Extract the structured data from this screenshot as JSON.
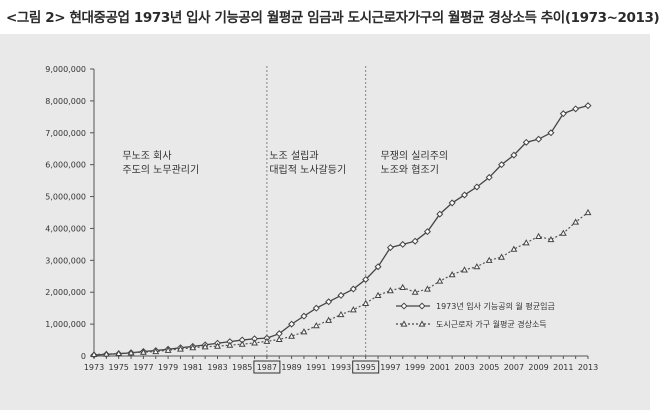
{
  "title": "<그림 2> 현대중공업 1973년 입사 기능공의 월평균 임금과 도시근로자가구의 월평균 경상소득 추이(1973~2013)",
  "chart_data": {
    "type": "line",
    "x": [
      1973,
      1974,
      1975,
      1976,
      1977,
      1978,
      1979,
      1980,
      1981,
      1982,
      1983,
      1984,
      1985,
      1986,
      1987,
      1988,
      1989,
      1990,
      1991,
      1992,
      1993,
      1994,
      1995,
      1996,
      1997,
      1998,
      1999,
      2000,
      2001,
      2002,
      2003,
      2004,
      2005,
      2006,
      2007,
      2008,
      2009,
      2010,
      2011,
      2012,
      2013
    ],
    "xticks": [
      "1973",
      "1975",
      "1977",
      "1979",
      "1981",
      "1983",
      "1985",
      "1987",
      "1989",
      "1991",
      "1993",
      "1995",
      "1997",
      "1999",
      "2001",
      "2003",
      "2005",
      "2007",
      "2009",
      "2011",
      "2013"
    ],
    "boxed_xticks": [
      "1987",
      "1995"
    ],
    "yticks": [
      "0",
      "1,000,000",
      "2,000,000",
      "3,000,000",
      "4,000,000",
      "5,000,000",
      "6,000,000",
      "7,000,000",
      "8,000,000",
      "9,000,000"
    ],
    "ylim": [
      0,
      9000000
    ],
    "xlim": [
      1973,
      2013
    ],
    "grid": false,
    "legend_position": "bottom-right",
    "series": [
      {
        "name": "1973년 입사 기능공의 월 평균임금",
        "marker": "diamond",
        "line": "solid",
        "values": [
          30000,
          50000,
          70000,
          100000,
          140000,
          170000,
          210000,
          260000,
          300000,
          350000,
          400000,
          450000,
          500000,
          540000,
          560000,
          700000,
          1000000,
          1250000,
          1500000,
          1700000,
          1900000,
          2100000,
          2400000,
          2800000,
          3400000,
          3500000,
          3600000,
          3900000,
          4450000,
          4800000,
          5050000,
          5300000,
          5600000,
          6000000,
          6300000,
          6700000,
          6800000,
          7000000,
          7600000,
          7750000,
          7850000
        ]
      },
      {
        "name": "도시근로자 가구 월평균 경상소득",
        "marker": "triangle",
        "line": "dotted",
        "values": [
          50000,
          60000,
          80000,
          100000,
          120000,
          140000,
          180000,
          220000,
          260000,
          290000,
          310000,
          340000,
          370000,
          410000,
          460000,
          520000,
          620000,
          760000,
          950000,
          1120000,
          1300000,
          1450000,
          1650000,
          1900000,
          2050000,
          2150000,
          2000000,
          2100000,
          2350000,
          2550000,
          2700000,
          2800000,
          3000000,
          3100000,
          3350000,
          3550000,
          3750000,
          3650000,
          3850000,
          4200000,
          4500000
        ]
      }
    ],
    "period_dividers": [
      1987,
      1995
    ],
    "annotations": [
      {
        "lines": [
          "무노조 회사",
          "주도의 노무관리기"
        ]
      },
      {
        "lines": [
          "노조 설립과",
          "대립적 노사갈등기"
        ]
      },
      {
        "lines": [
          "무쟁의 실리주의",
          "노조와 협조기"
        ]
      }
    ]
  }
}
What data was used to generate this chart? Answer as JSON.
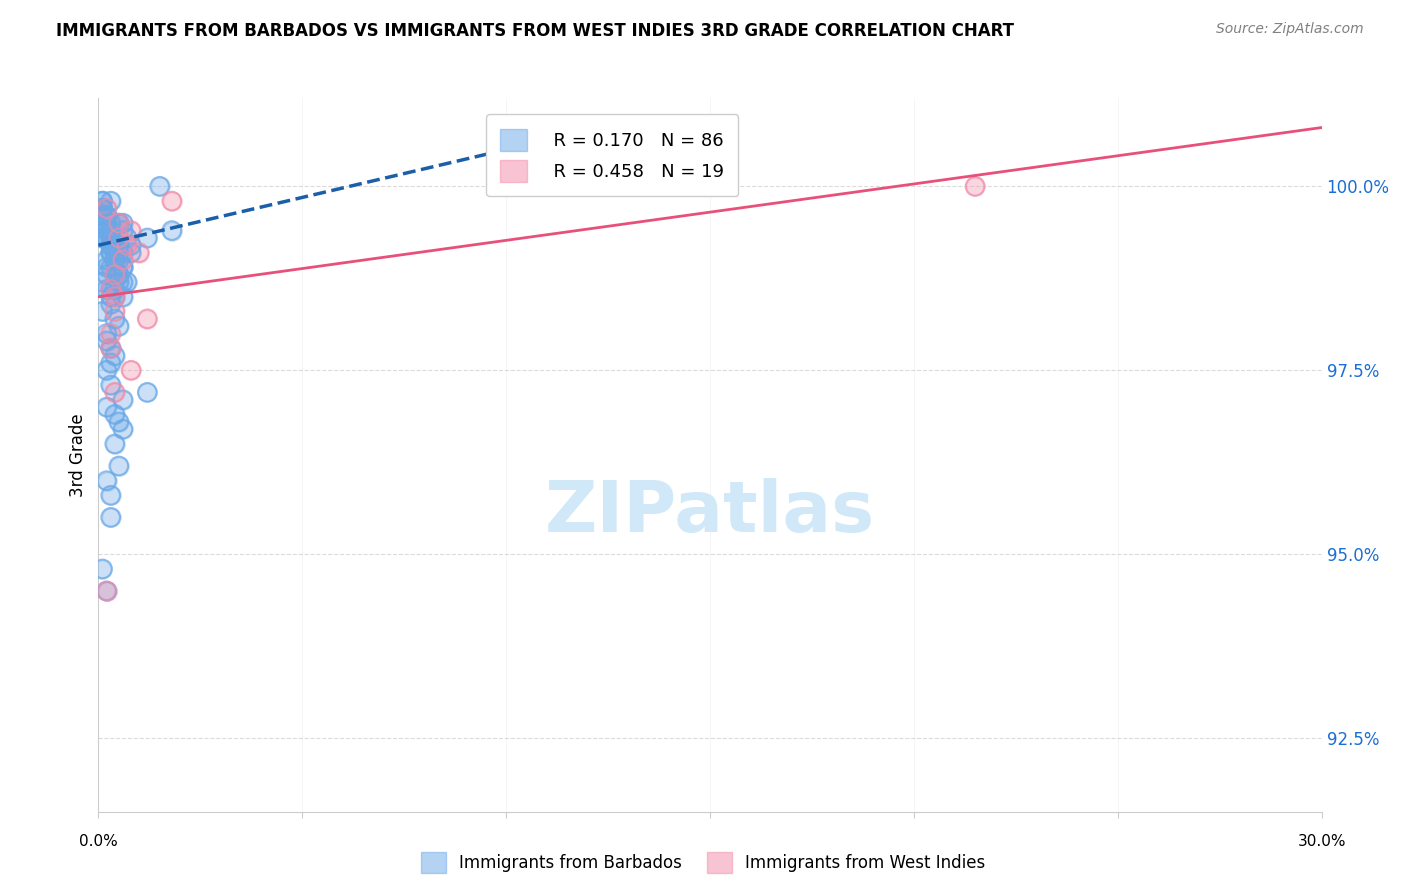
{
  "title": "IMMIGRANTS FROM BARBADOS VS IMMIGRANTS FROM WEST INDIES 3RD GRADE CORRELATION CHART",
  "source": "Source: ZipAtlas.com",
  "ylabel": "3rd Grade",
  "yticks": [
    92.5,
    95.0,
    97.5,
    100.0
  ],
  "ytick_labels": [
    "92.5%",
    "95.0%",
    "97.5%",
    "100.0%"
  ],
  "xmin": 0.0,
  "xmax": 30.0,
  "ymin": 91.5,
  "ymax": 101.2,
  "blue_R": 0.17,
  "blue_N": 86,
  "pink_R": 0.458,
  "pink_N": 19,
  "blue_color": "#6aa8e8",
  "pink_color": "#f28ba8",
  "trend_blue_color": "#1a5fa8",
  "trend_pink_color": "#e8507a",
  "watermark_color": "#d0e8f8",
  "blue_scatter_x": [
    0.3,
    0.5,
    0.8,
    0.2,
    1.2,
    0.4,
    0.1,
    0.6,
    0.3,
    0.2,
    0.4,
    0.5,
    0.7,
    0.3,
    0.1,
    0.2,
    0.6,
    0.4,
    0.2,
    0.5,
    0.3,
    0.1,
    0.4,
    0.2,
    0.3,
    0.5,
    0.8,
    0.2,
    0.1,
    0.3,
    0.4,
    0.6,
    0.2,
    0.1,
    0.5,
    0.3,
    0.2,
    0.4,
    1.5,
    0.3,
    0.2,
    0.6,
    0.1,
    0.4,
    0.3,
    0.5,
    0.2,
    0.7,
    0.3,
    0.1,
    0.4,
    0.6,
    0.2,
    0.3,
    0.5,
    0.4,
    0.2,
    0.3,
    0.6,
    0.1,
    0.5,
    0.3,
    0.2,
    0.4,
    1.8,
    0.3,
    0.2,
    0.5,
    0.1,
    0.4,
    0.6,
    0.2,
    0.3,
    0.5,
    0.2,
    0.4,
    1.2,
    0.3,
    0.1,
    0.6,
    0.4,
    0.2,
    0.3,
    0.5,
    0.6,
    0.2
  ],
  "blue_scatter_y": [
    99.8,
    99.5,
    99.2,
    99.6,
    99.3,
    98.8,
    99.7,
    99.4,
    99.1,
    98.9,
    99.0,
    98.7,
    99.3,
    98.5,
    99.8,
    99.6,
    99.1,
    98.8,
    99.4,
    99.2,
    98.6,
    99.7,
    99.0,
    99.3,
    98.4,
    99.5,
    99.1,
    99.6,
    99.8,
    98.9,
    99.2,
    98.7,
    99.5,
    99.3,
    99.0,
    99.4,
    98.8,
    99.1,
    100.0,
    99.2,
    98.6,
    98.9,
    99.7,
    99.0,
    99.5,
    98.8,
    99.3,
    98.7,
    99.1,
    99.6,
    98.5,
    98.9,
    99.4,
    99.2,
    98.8,
    98.6,
    99.0,
    99.3,
    99.5,
    98.7,
    99.1,
    97.8,
    98.0,
    98.2,
    99.4,
    97.6,
    97.9,
    98.1,
    98.3,
    97.7,
    98.5,
    97.5,
    97.3,
    96.8,
    97.0,
    96.5,
    97.2,
    95.8,
    94.8,
    97.1,
    96.9,
    96.0,
    95.5,
    96.2,
    96.7,
    94.5
  ],
  "pink_scatter_x": [
    0.2,
    0.5,
    1.0,
    0.3,
    1.8,
    0.4,
    0.3,
    0.6,
    0.8,
    0.4,
    1.2,
    0.3,
    0.5,
    0.4,
    0.7,
    0.2,
    0.4,
    0.8,
    21.5
  ],
  "pink_scatter_y": [
    99.7,
    99.3,
    99.1,
    98.6,
    99.8,
    98.8,
    97.8,
    99.0,
    99.4,
    98.5,
    98.2,
    98.0,
    99.5,
    98.3,
    99.2,
    94.5,
    97.2,
    97.5,
    100.0
  ],
  "blue_trend_x": [
    0.0,
    10.0
  ],
  "blue_trend_y": [
    99.2,
    100.5
  ],
  "pink_trend_x": [
    0.0,
    30.0
  ],
  "pink_trend_y": [
    98.5,
    100.8
  ]
}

————

Make a list of all lines in the data that contain "name".

» Solution for this exercise:
        "name": "1973년 입사 기능공의 월 평균임금",
        "name": "도시근로자 가구 월평균 경상소득",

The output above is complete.